*What the task asks*. Copy every line with the string "this" in it.

*Exercise material*.

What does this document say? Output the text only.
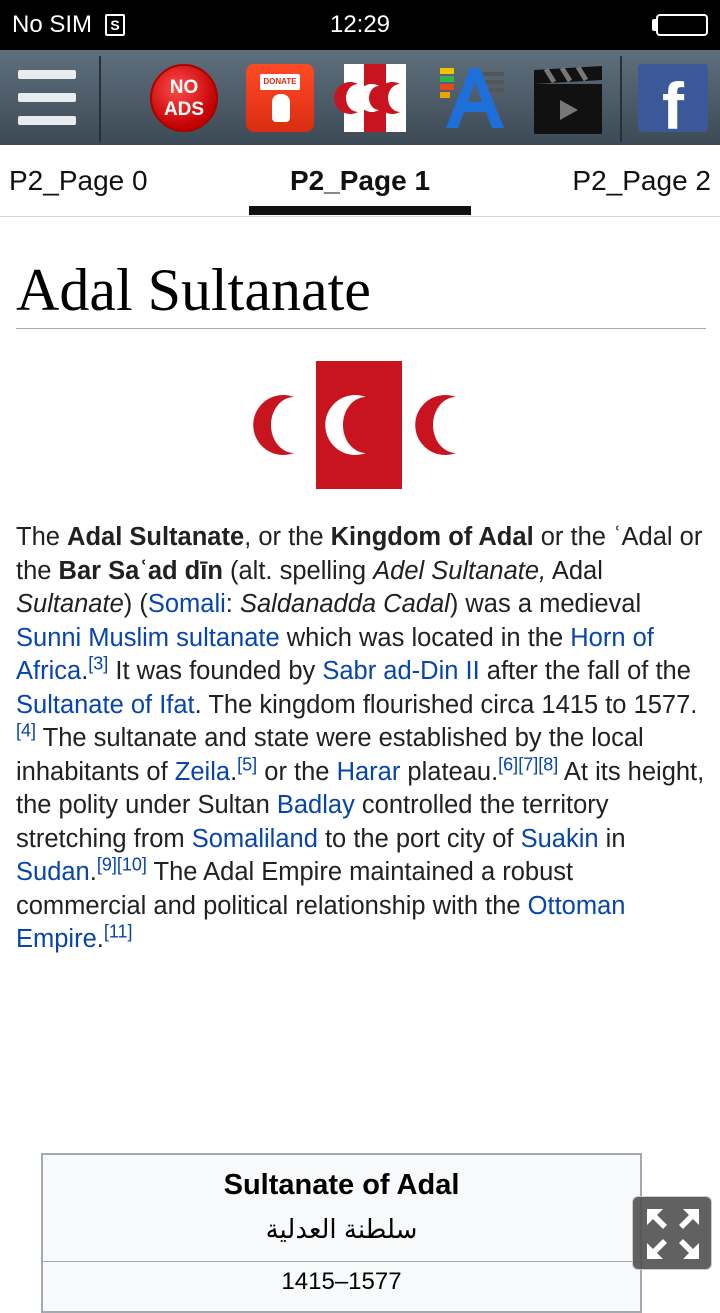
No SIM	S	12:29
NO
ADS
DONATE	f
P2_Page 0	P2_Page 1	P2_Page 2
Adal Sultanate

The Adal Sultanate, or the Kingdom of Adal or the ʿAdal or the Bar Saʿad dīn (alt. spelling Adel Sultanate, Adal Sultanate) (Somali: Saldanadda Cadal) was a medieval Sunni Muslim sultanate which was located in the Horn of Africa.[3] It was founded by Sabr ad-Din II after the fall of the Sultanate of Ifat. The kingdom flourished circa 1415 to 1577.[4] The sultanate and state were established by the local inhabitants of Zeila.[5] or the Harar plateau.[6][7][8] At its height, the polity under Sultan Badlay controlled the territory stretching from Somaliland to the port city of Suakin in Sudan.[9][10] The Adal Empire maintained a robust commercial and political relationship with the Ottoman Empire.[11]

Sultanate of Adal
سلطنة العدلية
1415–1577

==

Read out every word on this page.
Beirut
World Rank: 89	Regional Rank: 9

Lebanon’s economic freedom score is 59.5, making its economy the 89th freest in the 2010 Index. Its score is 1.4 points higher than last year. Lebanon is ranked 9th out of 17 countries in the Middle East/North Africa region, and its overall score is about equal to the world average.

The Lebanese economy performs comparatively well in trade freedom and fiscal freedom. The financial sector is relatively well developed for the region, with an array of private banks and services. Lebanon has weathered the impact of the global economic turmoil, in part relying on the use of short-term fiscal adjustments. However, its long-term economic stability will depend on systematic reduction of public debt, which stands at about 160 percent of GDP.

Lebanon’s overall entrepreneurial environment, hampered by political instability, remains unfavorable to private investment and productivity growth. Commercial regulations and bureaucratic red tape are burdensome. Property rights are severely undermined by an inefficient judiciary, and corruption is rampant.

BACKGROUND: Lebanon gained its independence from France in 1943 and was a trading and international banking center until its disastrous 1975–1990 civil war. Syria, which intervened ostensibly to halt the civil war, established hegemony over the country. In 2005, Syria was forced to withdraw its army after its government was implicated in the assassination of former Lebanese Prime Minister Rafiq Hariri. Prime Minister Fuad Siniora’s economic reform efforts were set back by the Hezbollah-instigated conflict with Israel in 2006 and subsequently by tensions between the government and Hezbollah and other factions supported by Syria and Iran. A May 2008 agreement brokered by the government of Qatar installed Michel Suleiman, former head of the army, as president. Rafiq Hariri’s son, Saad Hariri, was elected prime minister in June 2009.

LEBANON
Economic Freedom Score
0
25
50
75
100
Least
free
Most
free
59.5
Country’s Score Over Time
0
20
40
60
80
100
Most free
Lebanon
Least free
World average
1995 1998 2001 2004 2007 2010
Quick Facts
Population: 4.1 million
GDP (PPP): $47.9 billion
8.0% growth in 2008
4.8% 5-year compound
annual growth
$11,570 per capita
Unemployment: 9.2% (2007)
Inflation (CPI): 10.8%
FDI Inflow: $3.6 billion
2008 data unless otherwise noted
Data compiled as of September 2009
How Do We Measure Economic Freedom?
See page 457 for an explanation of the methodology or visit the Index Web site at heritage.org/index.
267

*Task response*.
What does this document say? Output the text only.
Read out every word on this page.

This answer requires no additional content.